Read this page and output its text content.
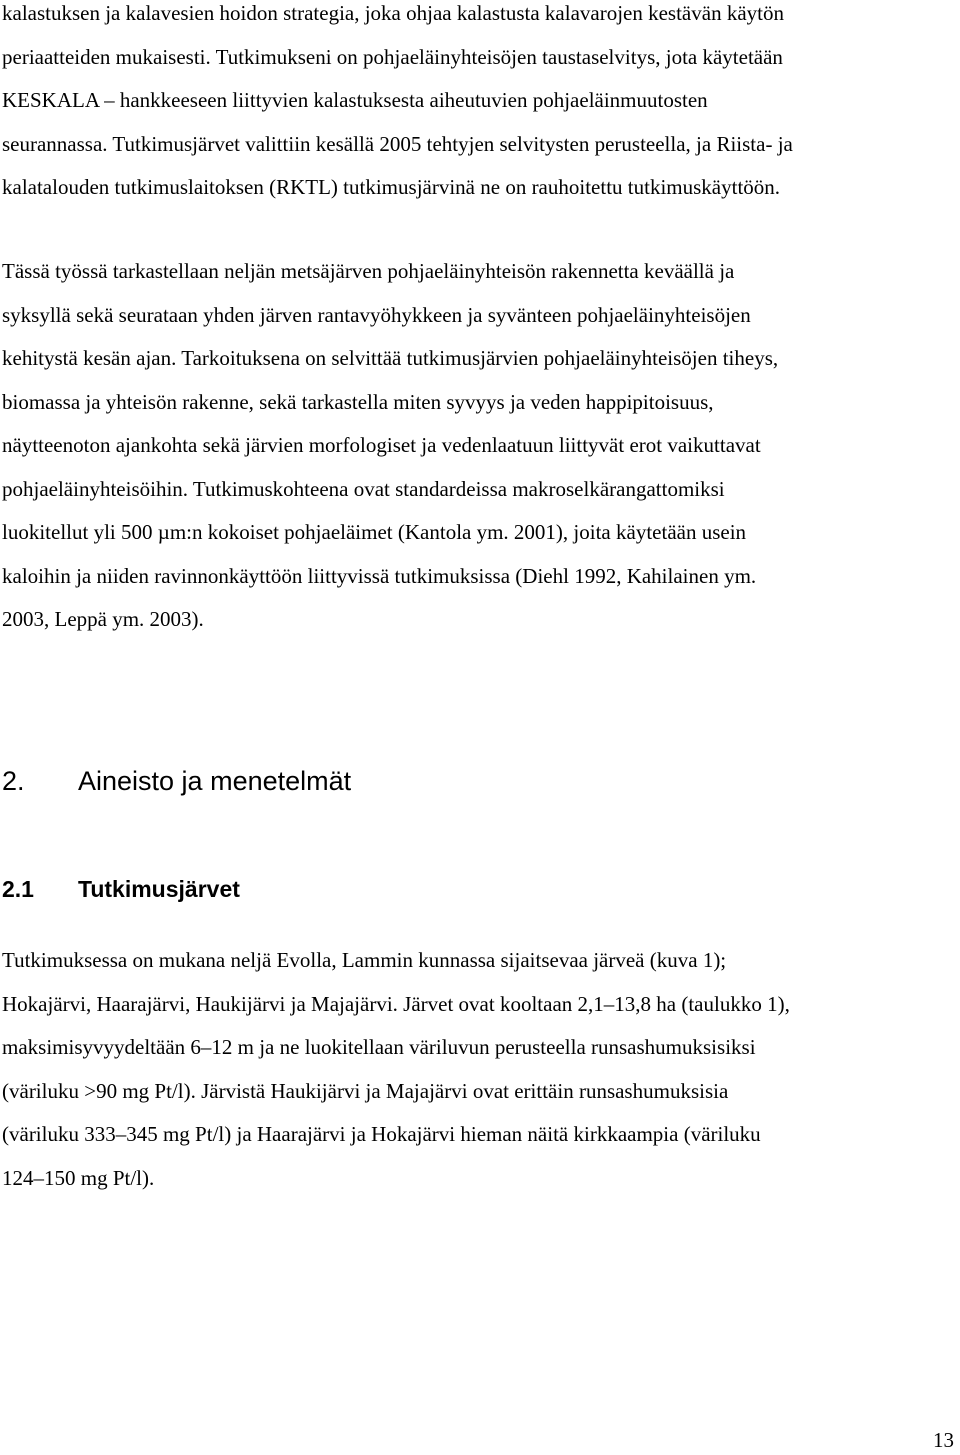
kalastuksen ja kalavesien hoidon strategia, joka ohjaa kalastusta kalavarojen kestävän käytön
periaatteiden mukaisesti. Tutkimukseni on pohjaeläinyhteisöjen taustaselvitys, jota käytetään
KESKALA – hankkeeseen liittyvien kalastuksesta aiheutuvien pohjaeläinmuutosten
seurannassa. Tutkimusjärvet valittiin kesällä 2005 tehtyjen selvitysten perusteella, ja Riista- ja
kalatalouden tutkimuslaitoksen (RKTL) tutkimusjärvinä ne on rauhoitettu tutkimuskäyttöön.

Tässä työssä tarkastellaan neljän metsäjärven pohjaeläinyhteisön rakennetta keväällä ja
syksyllä sekä seurataan yhden järven rantavyöhykkeen ja syvänteen pohjaeläinyhteisöjen
kehitystä kesän ajan. Tarkoituksena on selvittää tutkimusjärvien pohjaeläinyhteisöjen tiheys,
biomassa ja yhteisön rakenne, sekä tarkastella miten syvyys ja veden happipitoisuus,
näytteenoton ajankohta sekä järvien morfologiset ja vedenlaatuun liittyvät erot vaikuttavat
pohjaeläinyhteisöihin. Tutkimuskohteena ovat standardeissa makroselkärangattomiksi
luokitellut yli 500 µm:n kokoiset pohjaeläimet (Kantola ym. 2001), joita käytetään usein
kaloihin ja niiden ravinnonkäyttöön liittyvissä tutkimuksissa (Diehl 1992, Kahilainen ym.
2003, Leppä ym. 2003).

2. Aineisto ja menetelmät
2.1 Tutkimusjärvet

Tutkimuksessa on mukana neljä Evolla, Lammin kunnassa sijaitsevaa järveä (kuva 1);
Hokajärvi, Haarajärvi, Haukijärvi ja Majajärvi. Järvet ovat kooltaan 2,1–13,8 ha (taulukko 1),
maksimisyvyydeltään 6–12 m ja ne luokitellaan väriluvun perusteella runsashumuksisiksi
(väriluku >90 mg Pt/l). Järvistä Haukijärvi ja Majajärvi ovat erittäin runsashumuksisia
(väriluku 333–345 mg Pt/l) ja Haarajärvi ja Hokajärvi hieman näitä kirkkaampia (väriluku
124–150 mg Pt/l).

13
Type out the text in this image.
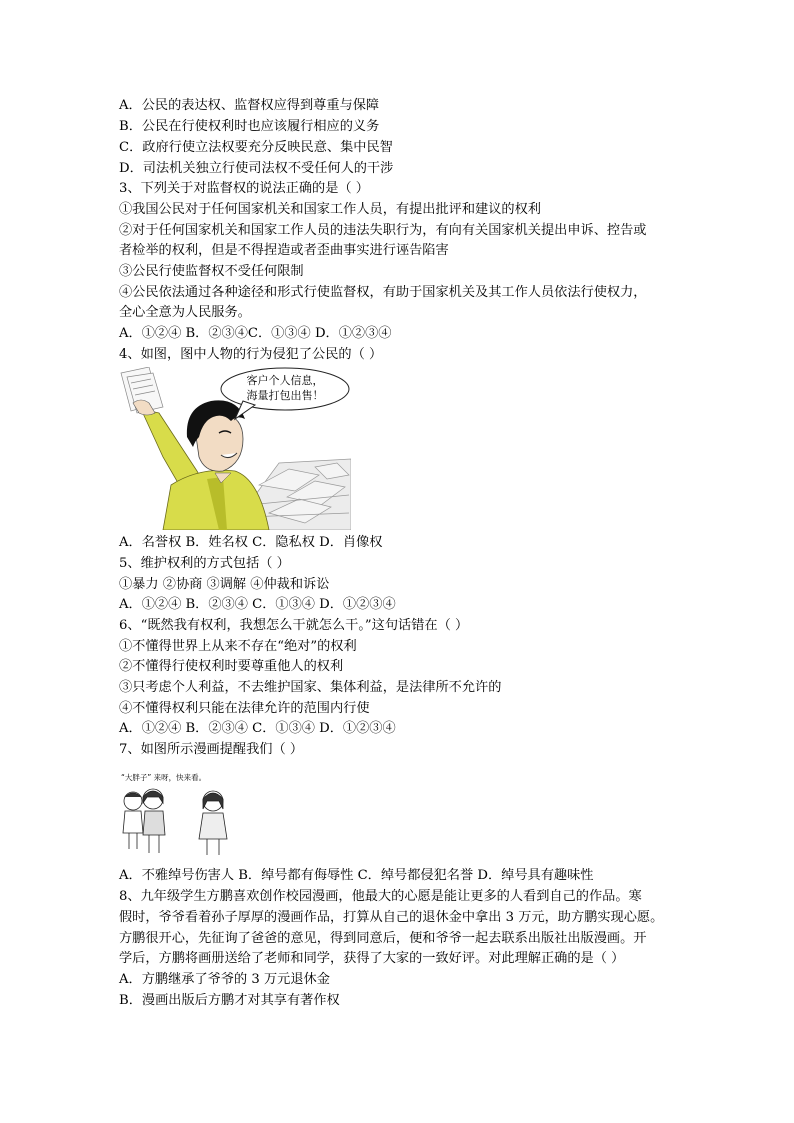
A．公民的表达权、监督权应得到尊重与保障
B．公民在行使权利时也应该履行相应的义务
C．政府行使立法权要充分反映民意、集中民智
D．司法机关独立行使司法权不受任何人的干涉
3、下列关于对监督权的说法正确的是（ ）
①我国公民对于任何国家机关和国家工作人员，有提出批评和建议的权利
②对于任何国家机关和国家工作人员的违法失职行为，有向有关国家机关提出申诉、控告或
者检举的权利，但是不得捏造或者歪曲事实进行诬告陷害
③公民行使监督权不受任何限制
④公民依法通过各种途径和形式行使监督权，有助于国家机关及其工作人员依法行使权力，
全心全意为人民服务。
A．①②④ B．②③④C．①③④ D．①②③④
4、如图，图中人物的行为侵犯了公民的（ ）
A．名誉权 B．姓名权 C．隐私权 D．肖像权
5、维护权利的方式包括（ ）
①暴力 ②协商 ③调解 ④仲裁和诉讼
A．①②④ B．②③④ C．①③④ D．①②③④
6、“既然我有权利，我想怎么干就怎么干。”这句话错在（ ）
①不懂得世界上从来不存在“绝对”的权利
②不懂得行使权利时要尊重他人的权利
③只考虑个人利益，不去维护国家、集体利益，是法律所不允许的
④不懂得权利只能在法律允许的范围内行使
A．①②④ B．②③④ C．①③④ D．①②③④
7、如图所示漫画提醒我们（ ）
A．不雅绰号伤害人 B．绰号都有侮辱性 C．绰号都侵犯名誉 D．绰号具有趣味性
8、九年级学生方鹏喜欢创作校园漫画，他最大的心愿是能让更多的人看到自己的作品。寒
假时，爷爷看着孙子厚厚的漫画作品，打算从自己的退休金中拿出 3 万元，助方鹏实现心愿。
方鹏很开心，先征询了爸爸的意见，得到同意后，便和爷爷一起去联系出版社出版漫画。开
学后，方鹏将画册送给了老师和同学，获得了大家的一致好评。对此理解正确的是（ ）
A．方鹏继承了爷爷的 3 万元退休金
B．漫画出版后方鹏才对其享有著作权
客户个人信息，
海量打包出售！
“大胖子” 来呀，快来看。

▶ [JOB]:
Go through the records and copy each line with "käytetään" in it.

▶ [ANSWER]:
periaatteiden mukaisesti. Tutkimukseni on pohjaeläinyhteisöjen taustaselvitys, jota käytetään
luokitellut yli 500 µm:n kokoiset pohjaeläimet (Kantola ym. 2001), joita käytetään usein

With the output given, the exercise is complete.